What the exercise asks
Pull every line containing "cette" from the entries.
## START
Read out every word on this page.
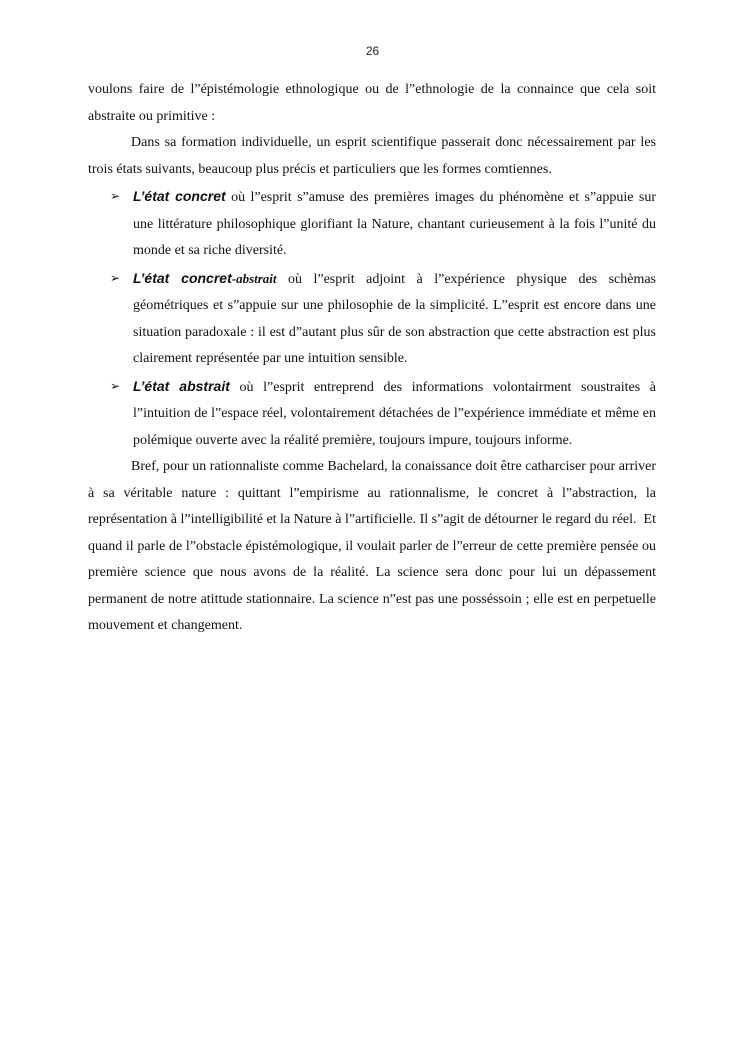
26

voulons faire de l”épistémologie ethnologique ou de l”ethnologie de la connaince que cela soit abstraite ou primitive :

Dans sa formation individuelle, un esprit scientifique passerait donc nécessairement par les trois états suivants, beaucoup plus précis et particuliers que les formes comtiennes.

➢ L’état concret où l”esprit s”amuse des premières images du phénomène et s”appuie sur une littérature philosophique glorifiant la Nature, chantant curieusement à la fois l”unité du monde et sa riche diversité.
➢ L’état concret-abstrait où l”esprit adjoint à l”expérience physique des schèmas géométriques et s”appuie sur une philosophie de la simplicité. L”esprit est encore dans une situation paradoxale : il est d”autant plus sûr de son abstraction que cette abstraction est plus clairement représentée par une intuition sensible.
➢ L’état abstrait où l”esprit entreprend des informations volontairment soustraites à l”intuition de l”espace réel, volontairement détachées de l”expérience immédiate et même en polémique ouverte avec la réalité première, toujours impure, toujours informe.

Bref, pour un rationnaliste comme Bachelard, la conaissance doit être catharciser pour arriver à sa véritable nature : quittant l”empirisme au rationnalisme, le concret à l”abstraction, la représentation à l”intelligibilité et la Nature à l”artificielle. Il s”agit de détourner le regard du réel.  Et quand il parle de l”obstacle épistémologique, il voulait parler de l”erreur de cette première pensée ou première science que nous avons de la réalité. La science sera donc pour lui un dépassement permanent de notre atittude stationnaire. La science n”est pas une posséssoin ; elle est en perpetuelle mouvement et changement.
## END
## START
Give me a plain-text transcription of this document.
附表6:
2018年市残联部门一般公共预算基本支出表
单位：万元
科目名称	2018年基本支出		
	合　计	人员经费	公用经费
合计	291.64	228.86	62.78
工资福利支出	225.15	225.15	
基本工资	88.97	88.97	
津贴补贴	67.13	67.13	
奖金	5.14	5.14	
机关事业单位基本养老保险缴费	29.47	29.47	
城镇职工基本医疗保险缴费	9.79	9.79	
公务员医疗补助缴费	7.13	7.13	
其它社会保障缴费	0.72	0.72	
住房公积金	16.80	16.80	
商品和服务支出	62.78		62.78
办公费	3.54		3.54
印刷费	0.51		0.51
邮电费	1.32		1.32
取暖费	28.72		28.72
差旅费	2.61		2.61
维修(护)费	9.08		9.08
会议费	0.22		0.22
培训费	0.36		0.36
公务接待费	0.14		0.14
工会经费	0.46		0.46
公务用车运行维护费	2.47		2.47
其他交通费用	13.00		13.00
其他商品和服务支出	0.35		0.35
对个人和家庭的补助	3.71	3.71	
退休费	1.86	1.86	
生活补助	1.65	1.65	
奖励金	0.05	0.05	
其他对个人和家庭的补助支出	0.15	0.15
## END
Answer for the task
➢ L’état concret-abstrait où l”esprit adjoint à l”expérience physique des schèmas géométriques et s”appuie sur une philosophie de la simplicité. L”esprit est encore dans une situation paradoxale : il est d”autant plus sûr de son abstraction que cette abstraction est plus clairement représentée par une intuition sensible.
Bref, pour un rationnaliste comme Bachelard, la conaissance doit être catharciser pour arriver à sa véritable nature : quittant l”empirisme au rationnalisme, le concret à l”abstraction, la représentation à l”intelligibilité et la Nature à l”artificielle. Il s”agit de détourner le regard du réel.  Et quand il parle de l”obstacle épistémologique, il voulait parler de l”erreur de cette première pensée ou première science que nous avons de la réalité. La science sera donc pour lui un dépassement permanent de notre atittude stationnaire. La science n”est pas une posséssoin ; elle est en perpetuelle mouvement et changement.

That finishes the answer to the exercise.